(Element placement data)
★ ★ ★

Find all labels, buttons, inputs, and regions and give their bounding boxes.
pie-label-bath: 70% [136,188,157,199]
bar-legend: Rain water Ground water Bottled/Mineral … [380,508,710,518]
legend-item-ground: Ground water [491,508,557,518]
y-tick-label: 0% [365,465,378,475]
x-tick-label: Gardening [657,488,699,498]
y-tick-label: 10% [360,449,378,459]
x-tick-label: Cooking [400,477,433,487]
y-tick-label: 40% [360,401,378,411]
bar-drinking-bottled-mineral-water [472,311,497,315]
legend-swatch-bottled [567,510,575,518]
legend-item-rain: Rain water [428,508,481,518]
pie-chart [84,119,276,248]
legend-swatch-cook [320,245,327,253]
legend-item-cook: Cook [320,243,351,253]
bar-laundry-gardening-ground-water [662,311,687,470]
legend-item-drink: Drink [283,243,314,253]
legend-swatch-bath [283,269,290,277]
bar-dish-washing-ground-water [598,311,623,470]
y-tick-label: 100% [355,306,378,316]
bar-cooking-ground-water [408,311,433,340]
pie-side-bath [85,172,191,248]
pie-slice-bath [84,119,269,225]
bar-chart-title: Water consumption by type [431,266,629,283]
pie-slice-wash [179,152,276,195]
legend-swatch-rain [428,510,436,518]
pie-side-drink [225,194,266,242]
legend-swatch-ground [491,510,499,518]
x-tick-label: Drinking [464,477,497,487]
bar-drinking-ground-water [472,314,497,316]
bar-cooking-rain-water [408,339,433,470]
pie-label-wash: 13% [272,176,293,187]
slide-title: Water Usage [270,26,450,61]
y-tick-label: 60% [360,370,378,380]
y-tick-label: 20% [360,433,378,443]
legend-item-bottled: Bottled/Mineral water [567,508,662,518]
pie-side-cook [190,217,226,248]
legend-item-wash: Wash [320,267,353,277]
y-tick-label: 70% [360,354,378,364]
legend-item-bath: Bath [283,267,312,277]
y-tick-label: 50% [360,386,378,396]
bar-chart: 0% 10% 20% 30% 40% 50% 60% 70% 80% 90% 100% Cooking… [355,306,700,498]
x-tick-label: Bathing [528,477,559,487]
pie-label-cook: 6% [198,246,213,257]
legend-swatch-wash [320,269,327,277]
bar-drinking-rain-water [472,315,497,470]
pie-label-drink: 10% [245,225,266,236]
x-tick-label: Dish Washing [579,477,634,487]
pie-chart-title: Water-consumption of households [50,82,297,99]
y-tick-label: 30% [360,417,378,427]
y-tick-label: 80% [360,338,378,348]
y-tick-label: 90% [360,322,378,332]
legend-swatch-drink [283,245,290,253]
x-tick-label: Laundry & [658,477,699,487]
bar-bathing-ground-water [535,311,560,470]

★ ★ ★

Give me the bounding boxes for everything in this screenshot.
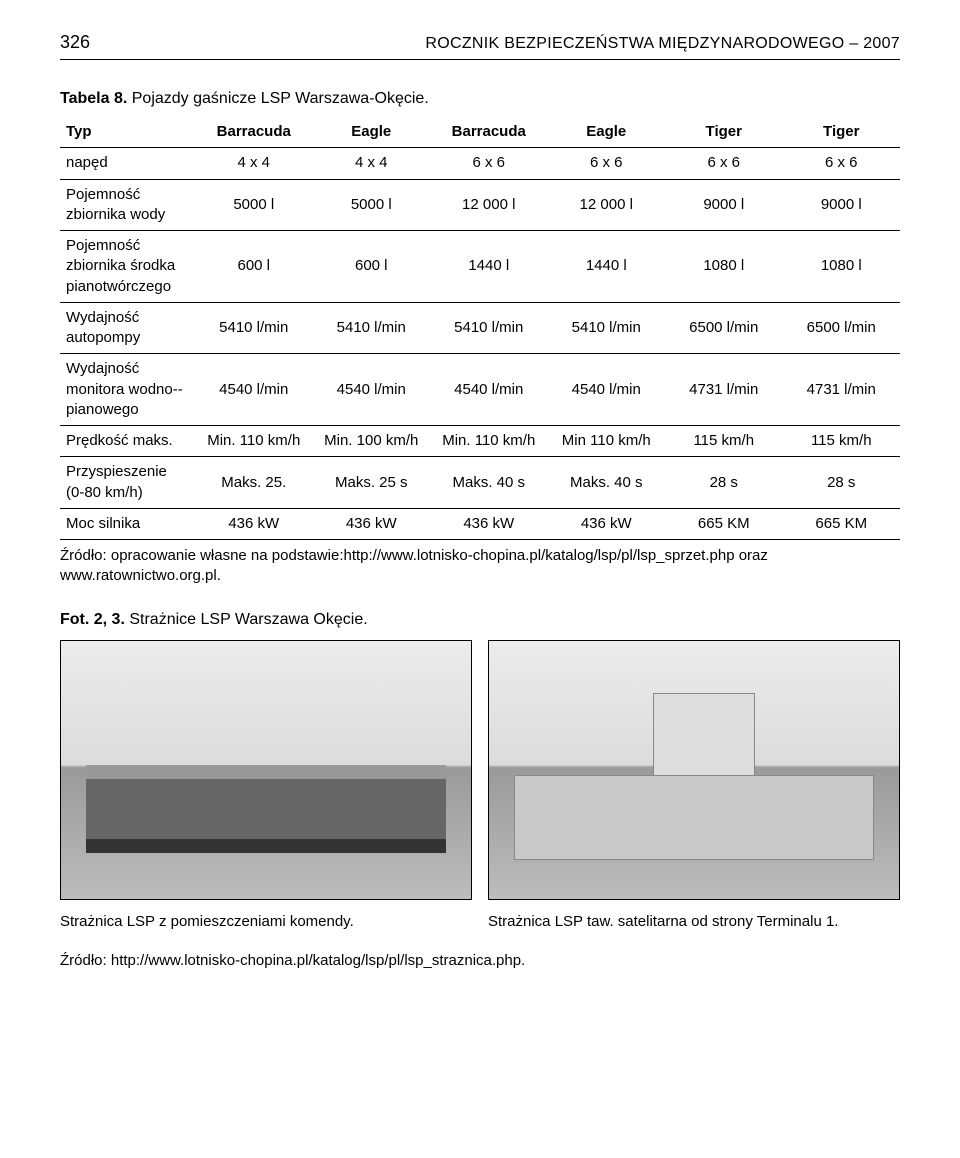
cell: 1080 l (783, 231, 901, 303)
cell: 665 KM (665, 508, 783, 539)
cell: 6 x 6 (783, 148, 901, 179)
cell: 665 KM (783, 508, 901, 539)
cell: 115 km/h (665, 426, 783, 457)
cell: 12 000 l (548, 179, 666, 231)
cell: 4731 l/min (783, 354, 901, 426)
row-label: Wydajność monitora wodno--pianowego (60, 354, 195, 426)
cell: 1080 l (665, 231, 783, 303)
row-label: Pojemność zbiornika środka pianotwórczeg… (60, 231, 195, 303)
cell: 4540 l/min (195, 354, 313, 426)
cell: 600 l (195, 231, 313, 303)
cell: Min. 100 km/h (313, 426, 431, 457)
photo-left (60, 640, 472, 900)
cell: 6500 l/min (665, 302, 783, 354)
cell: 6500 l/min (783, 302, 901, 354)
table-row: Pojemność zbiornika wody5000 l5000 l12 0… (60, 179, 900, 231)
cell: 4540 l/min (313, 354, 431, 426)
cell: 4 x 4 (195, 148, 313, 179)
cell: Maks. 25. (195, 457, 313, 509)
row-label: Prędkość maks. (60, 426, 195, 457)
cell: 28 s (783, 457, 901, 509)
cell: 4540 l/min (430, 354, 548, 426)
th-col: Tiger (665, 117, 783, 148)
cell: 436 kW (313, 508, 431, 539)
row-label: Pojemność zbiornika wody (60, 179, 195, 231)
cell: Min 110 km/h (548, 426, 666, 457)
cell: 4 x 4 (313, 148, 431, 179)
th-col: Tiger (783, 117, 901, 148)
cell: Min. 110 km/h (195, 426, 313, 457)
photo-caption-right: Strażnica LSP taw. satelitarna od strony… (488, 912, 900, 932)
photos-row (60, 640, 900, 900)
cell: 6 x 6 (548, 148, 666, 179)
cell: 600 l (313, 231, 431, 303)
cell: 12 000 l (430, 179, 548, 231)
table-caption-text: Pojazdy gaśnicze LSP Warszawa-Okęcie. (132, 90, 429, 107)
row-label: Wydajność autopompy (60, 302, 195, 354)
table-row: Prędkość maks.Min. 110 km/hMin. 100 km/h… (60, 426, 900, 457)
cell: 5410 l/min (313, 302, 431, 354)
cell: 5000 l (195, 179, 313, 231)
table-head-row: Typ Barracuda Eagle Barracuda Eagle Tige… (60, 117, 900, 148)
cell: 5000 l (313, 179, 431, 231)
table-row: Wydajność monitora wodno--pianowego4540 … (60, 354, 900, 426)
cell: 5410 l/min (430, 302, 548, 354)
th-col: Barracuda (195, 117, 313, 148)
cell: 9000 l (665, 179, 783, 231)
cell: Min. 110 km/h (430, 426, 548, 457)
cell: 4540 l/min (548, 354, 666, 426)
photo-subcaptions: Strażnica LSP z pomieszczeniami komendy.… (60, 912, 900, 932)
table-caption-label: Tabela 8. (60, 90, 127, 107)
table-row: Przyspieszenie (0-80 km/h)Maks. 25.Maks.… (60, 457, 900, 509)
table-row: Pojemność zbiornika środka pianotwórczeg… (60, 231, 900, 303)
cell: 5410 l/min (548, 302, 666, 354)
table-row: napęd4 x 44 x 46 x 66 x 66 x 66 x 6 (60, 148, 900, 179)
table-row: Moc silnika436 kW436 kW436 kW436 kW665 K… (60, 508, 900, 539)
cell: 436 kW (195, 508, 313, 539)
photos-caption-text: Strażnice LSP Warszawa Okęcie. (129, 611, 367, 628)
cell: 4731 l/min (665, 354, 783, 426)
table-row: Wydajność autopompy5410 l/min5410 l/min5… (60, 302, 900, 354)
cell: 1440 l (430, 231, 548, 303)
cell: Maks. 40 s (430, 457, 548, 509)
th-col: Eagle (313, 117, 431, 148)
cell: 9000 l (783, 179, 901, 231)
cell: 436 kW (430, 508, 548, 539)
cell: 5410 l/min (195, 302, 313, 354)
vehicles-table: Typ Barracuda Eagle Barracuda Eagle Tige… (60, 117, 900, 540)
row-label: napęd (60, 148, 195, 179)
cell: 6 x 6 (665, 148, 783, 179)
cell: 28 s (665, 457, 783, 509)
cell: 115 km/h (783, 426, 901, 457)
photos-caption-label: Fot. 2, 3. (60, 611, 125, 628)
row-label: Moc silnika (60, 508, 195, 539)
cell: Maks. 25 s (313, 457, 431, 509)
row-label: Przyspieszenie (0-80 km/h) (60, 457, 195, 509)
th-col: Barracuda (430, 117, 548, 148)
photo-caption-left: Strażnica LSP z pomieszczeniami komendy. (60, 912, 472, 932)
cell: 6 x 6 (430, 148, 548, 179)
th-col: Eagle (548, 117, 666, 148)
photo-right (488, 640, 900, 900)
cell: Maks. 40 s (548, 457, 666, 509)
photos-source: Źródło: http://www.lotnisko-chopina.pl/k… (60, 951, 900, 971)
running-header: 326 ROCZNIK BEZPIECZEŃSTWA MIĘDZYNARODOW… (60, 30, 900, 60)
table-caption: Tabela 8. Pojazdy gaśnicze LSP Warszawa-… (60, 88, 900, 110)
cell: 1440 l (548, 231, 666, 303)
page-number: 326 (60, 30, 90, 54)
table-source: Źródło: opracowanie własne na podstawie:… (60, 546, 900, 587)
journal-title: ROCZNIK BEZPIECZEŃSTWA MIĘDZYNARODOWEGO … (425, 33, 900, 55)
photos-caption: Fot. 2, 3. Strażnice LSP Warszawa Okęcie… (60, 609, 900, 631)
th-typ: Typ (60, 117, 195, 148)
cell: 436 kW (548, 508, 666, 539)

★ ★ ★

Job: In the records, take the lines from the one containing "cell: 1080 l (783, 231, 901, 303)" through the one containing "cell: 6500 l/min (665, 302, 783, 354)", both included. Rewrite only those lines, switching "row-label" to "row-header" and leaving everything else untouched.

Output of the task:
cell: 1080 l (783, 231, 901, 303)
cell: 665 KM (665, 508, 783, 539)
cell: 6 x 6 (783, 148, 901, 179)
cell: 665 KM (783, 508, 901, 539)
cell: 115 km/h (665, 426, 783, 457)
cell: 12 000 l (548, 179, 666, 231)
cell: 4731 l/min (783, 354, 901, 426)
row-header: Wydajność monitora wodno--pianowego (60, 354, 195, 426)
cell: 1080 l (665, 231, 783, 303)
row-header: Pojemność zbiornika środka pianotwórczeg… (60, 231, 195, 303)
cell: 4540 l/min (195, 354, 313, 426)
cell: 600 l (195, 231, 313, 303)
cell: Min. 100 km/h (313, 426, 431, 457)
photo-left (60, 640, 472, 900)
cell: 6500 l/min (665, 302, 783, 354)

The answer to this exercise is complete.